→ **Extracto de página**
++++++++++
El reciente comunicado de Futbolistas Argentinos Agremiados (ver página de FAA del 27 de febrero) que llama a no iniciar los torneos el 3 de marzo habla de “Irresponsables dirigentes de numerosos clubes” que no abonan la “descomunal deuda” que mantienen con los futbolistas (link a página mencionada).

Más saludable sería el comunicado si detallara, con nombre, apellido e institución, la lista de los anónimos irresponsables (por ejemplo, mirar un poco al presidente de Banfield y al presidente de Newell’s).

Si no leemos mal este comunicado, al hablar de numerosos, deberían ser algo así “como la mayoría” de los clubes de la AFA.

Este llamado al paro de futbolistas, lanzado de arriba hacia abajo, seguramente funcionaría mejor si – como reclamamos a todas las instancias gremiales de la Argentina – se hiciese de abajo hacia arriba. Es decir, convocando (en un estadio o una plaza) a todos los futbolistas de la Argentina a resolver democráticamente las medidas de lucha de su gremio. O por el voto en una urna.
++++++++++
→ **Material de partida**
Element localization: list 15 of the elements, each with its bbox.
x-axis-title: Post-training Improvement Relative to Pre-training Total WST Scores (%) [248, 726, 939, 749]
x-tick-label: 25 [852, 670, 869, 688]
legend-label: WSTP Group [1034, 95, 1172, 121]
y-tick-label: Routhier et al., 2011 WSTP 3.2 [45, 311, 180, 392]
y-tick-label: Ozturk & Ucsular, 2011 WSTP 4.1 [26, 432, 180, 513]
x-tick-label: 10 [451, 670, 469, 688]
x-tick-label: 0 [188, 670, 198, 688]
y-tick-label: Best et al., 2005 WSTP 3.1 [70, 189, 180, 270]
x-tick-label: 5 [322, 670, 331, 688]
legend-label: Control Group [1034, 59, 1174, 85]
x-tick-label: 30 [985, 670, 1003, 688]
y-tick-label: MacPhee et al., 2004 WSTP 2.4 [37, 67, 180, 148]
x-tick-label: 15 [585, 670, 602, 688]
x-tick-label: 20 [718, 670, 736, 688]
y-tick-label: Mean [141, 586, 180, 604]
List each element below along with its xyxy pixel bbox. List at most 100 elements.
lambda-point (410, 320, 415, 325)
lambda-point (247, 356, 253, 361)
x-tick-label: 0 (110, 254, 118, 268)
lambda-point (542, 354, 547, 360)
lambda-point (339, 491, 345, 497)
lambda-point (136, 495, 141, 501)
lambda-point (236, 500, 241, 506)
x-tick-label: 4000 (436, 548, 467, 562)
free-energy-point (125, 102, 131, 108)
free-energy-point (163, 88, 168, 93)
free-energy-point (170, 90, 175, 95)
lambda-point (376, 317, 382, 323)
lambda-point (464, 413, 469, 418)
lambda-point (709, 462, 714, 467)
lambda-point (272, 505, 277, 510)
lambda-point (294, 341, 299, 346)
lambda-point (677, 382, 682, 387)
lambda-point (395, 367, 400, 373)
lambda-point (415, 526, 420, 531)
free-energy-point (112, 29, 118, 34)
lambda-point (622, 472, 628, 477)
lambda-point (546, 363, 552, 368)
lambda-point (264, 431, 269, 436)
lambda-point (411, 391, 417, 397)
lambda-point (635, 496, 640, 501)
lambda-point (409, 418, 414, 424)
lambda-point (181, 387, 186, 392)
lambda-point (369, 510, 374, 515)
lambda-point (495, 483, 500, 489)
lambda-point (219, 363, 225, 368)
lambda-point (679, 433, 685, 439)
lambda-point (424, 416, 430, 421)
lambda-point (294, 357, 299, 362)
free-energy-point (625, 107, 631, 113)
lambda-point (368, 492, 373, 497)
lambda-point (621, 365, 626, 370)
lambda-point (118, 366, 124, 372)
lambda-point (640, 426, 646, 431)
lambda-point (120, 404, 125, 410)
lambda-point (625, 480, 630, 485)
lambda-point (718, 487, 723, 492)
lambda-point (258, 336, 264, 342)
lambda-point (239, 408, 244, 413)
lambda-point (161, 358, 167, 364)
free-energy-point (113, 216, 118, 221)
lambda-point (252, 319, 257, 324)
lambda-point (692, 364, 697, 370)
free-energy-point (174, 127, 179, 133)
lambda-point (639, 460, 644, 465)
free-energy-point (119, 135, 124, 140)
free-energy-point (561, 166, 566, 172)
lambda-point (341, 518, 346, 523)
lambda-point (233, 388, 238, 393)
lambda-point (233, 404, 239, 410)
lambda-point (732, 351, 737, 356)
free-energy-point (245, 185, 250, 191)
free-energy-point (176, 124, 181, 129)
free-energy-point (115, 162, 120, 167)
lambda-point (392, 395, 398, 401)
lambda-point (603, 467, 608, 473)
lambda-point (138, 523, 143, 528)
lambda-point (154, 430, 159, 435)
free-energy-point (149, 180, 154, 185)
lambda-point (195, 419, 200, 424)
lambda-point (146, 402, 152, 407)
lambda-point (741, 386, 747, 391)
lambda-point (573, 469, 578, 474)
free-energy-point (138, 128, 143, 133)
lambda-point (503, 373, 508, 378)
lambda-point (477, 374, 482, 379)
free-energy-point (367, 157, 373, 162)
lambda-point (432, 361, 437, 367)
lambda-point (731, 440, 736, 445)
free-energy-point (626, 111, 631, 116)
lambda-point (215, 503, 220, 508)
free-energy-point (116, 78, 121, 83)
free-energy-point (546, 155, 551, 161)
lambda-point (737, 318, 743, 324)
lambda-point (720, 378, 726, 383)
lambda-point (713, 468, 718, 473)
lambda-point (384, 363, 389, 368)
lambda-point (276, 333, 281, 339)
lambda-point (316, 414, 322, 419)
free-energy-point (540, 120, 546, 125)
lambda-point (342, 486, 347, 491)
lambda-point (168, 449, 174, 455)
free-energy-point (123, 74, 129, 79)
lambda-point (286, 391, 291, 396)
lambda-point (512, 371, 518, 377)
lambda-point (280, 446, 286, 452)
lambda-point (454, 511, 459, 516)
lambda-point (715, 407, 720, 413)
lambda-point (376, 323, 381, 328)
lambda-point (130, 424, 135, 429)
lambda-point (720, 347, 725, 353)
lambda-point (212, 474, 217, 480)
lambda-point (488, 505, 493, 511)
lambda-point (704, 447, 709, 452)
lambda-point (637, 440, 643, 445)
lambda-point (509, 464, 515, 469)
++++++++++
→ **Qué harás**
1. Resume en forma de lista el párrafo del texto sobre el paro de futbolistas que empieza con "Este llamado al paro de futbolistas", sin perder sus datos principales.
2. Reproduce sin cambios el fragmento del texto sobre el paro de futbolistas que va desde "Si no leemos" hasta "en una urna.", incluidas ambas partes.

→ **Respuestas en orden**
1.
- El llamado al paro de futbolistas se lanzó de arriba hacia abajo.
- Seguramente funcionaría mejor de abajo hacia arriba, como se reclama a todas las instancias gremiales de la Argentina.
- Para eso habría que convocar a todos los futbolistas del país, en un estadio o una plaza, a decidir democráticamente las medidas de lucha de su gremio, o bien votar en una urna.

2.
Si no leemos mal este comunicado, al hablar de numerosos, deberían ser algo así “como la mayoría” de los clubes de la AFA.

Este llamado al paro de futbolistas, lanzado de arriba hacia abajo, seguramente funcionaría mejor si – como reclamamos a todas las instancias gremiales de la Argentina – se hiciese de abajo hacia arriba. Es decir, convocando (en un estadio o una plaza) a todos los futbolistas de la Argentina a resolver democráticamente las medidas de lucha de su gremio. O por el voto en una urna.